-- start Record excerpts --

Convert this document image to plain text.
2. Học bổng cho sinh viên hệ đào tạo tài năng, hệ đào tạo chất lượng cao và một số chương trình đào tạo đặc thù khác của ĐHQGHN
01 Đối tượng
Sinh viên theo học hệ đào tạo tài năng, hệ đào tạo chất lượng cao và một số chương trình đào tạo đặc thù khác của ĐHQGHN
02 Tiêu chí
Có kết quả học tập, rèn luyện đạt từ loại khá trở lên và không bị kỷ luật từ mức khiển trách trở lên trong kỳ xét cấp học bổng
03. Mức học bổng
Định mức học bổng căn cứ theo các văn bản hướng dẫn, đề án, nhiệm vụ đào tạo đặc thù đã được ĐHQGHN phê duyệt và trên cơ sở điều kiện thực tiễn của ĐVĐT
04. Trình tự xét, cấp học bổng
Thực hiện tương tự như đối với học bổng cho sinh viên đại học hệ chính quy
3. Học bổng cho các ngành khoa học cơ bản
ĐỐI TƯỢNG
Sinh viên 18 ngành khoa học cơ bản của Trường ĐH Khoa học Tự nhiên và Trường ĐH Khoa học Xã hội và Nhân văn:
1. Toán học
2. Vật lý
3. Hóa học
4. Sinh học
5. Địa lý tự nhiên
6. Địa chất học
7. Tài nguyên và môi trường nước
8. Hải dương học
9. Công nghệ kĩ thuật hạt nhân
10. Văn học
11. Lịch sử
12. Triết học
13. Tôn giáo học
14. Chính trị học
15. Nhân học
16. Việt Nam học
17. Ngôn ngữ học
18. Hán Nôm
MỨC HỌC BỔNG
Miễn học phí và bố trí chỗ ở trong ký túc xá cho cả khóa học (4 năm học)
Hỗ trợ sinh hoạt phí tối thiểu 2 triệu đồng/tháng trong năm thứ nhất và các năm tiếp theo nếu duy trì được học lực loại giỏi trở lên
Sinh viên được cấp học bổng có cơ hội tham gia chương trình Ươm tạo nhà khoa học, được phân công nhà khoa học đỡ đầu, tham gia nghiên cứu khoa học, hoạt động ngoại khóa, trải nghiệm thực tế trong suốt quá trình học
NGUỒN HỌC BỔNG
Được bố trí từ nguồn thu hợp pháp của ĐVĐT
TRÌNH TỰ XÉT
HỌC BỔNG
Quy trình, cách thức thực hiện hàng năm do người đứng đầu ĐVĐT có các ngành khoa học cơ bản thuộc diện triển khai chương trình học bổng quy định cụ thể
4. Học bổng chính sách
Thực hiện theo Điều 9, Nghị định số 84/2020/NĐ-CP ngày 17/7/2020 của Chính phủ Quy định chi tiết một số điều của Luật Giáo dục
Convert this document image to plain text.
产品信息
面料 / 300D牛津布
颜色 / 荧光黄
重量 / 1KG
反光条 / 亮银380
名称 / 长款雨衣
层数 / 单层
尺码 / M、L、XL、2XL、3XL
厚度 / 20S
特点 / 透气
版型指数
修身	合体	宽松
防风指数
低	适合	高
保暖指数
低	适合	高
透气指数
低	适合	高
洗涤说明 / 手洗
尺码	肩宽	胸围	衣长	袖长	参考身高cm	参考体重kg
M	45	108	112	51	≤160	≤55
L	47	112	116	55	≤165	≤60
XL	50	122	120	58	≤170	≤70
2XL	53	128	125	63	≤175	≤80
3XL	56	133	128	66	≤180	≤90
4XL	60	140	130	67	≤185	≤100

-- end Record excerpts --

Can you restate every record above word for word?

Correct result:
Convert this document image to plain text.
2. Học bổng cho sinh viên hệ đào tạo tài năng, hệ đào tạo chất lượng cao và một số chương trình đào tạo đặc thù khác của ĐHQGHN
01 Đối tượng
Sinh viên theo học hệ đào tạo tài năng, hệ đào tạo chất lượng cao và một số chương trình đào tạo đặc thù khác của ĐHQGHN
02 Tiêu chí
Có kết quả học tập, rèn luyện đạt từ loại khá trở lên và không bị kỷ luật từ mức khiển trách trở lên trong kỳ xét cấp học bổng
03. Mức học bổng
Định mức học bổng căn cứ theo các văn bản hướng dẫn, đề án, nhiệm vụ đào tạo đặc thù đã được ĐHQGHN phê duyệt và trên cơ sở điều kiện thực tiễn của ĐVĐT
04. Trình tự xét, cấp học bổng
Thực hiện tương tự như đối với học bổng cho sinh viên đại học hệ chính quy
3. Học bổng cho các ngành khoa học cơ bản
ĐỐI TƯỢNG
Sinh viên 18 ngành khoa học cơ bản của Trường ĐH Khoa học Tự nhiên và Trường ĐH Khoa học Xã hội và Nhân văn:
1. Toán học
2. Vật lý
3. Hóa học
4. Sinh học
5. Địa lý tự nhiên
6. Địa chất học
7. Tài nguyên và môi trường nước
8. Hải dương học
9. Công nghệ kĩ thuật hạt nhân
10. Văn học
11. Lịch sử
12. Triết học
13. Tôn giáo học
14. Chính trị học
15. Nhân học
16. Việt Nam học
17. Ngôn ngữ học
18. Hán Nôm
MỨC HỌC BỔNG
Miễn học phí và bố trí chỗ ở trong ký túc xá cho cả khóa học (4 năm học)
Hỗ trợ sinh hoạt phí tối thiểu 2 triệu đồng/tháng trong năm thứ nhất và các năm tiếp theo nếu duy trì được học lực loại giỏi trở lên
Sinh viên được cấp học bổng có cơ hội tham gia chương trình Ươm tạo nhà khoa học, được phân công nhà khoa học đỡ đầu, tham gia nghiên cứu khoa học, hoạt động ngoại khóa, trải nghiệm thực tế trong suốt quá trình học
NGUỒN HỌC BỔNG
Được bố trí từ nguồn thu hợp pháp của ĐVĐT
TRÌNH TỰ XÉT
HỌC BỔNG
Quy trình, cách thức thực hiện hàng năm do người đứng đầu ĐVĐT có các ngành khoa học cơ bản thuộc diện triển khai chương trình học bổng quy định cụ thể
4. Học bổng chính sách
Thực hiện theo Điều 9, Nghị định số 84/2020/NĐ-CP ngày 17/7/2020 của Chính phủ Quy định chi tiết một số điều của Luật Giáo dục
Convert this document image to plain text.
产品信息
面料 / 300D牛津布
颜色 / 荧光黄
重量 / 1KG
反光条 / 亮银380
名称 / 长款雨衣
层数 / 单层
尺码 / M、L、XL、2XL、3XL
厚度 / 20S
特点 / 透气
版型指数
修身	合体	宽松
防风指数
低	适合	高
保暖指数
低	适合	高
透气指数
低	适合	高
洗涤说明 / 手洗
尺码	肩宽	胸围	衣长	袖长	参考身高cm	参考体重kg
M	45	108	112	51	≤160	≤55
L	47	112	116	55	≤165	≤60
XL	50	122	120	58	≤170	≤70
2XL	53	128	125	63	≤175	≤80
3XL	56	133	128	66	≤180	≤90
4XL	60	140	130	67	≤185	≤100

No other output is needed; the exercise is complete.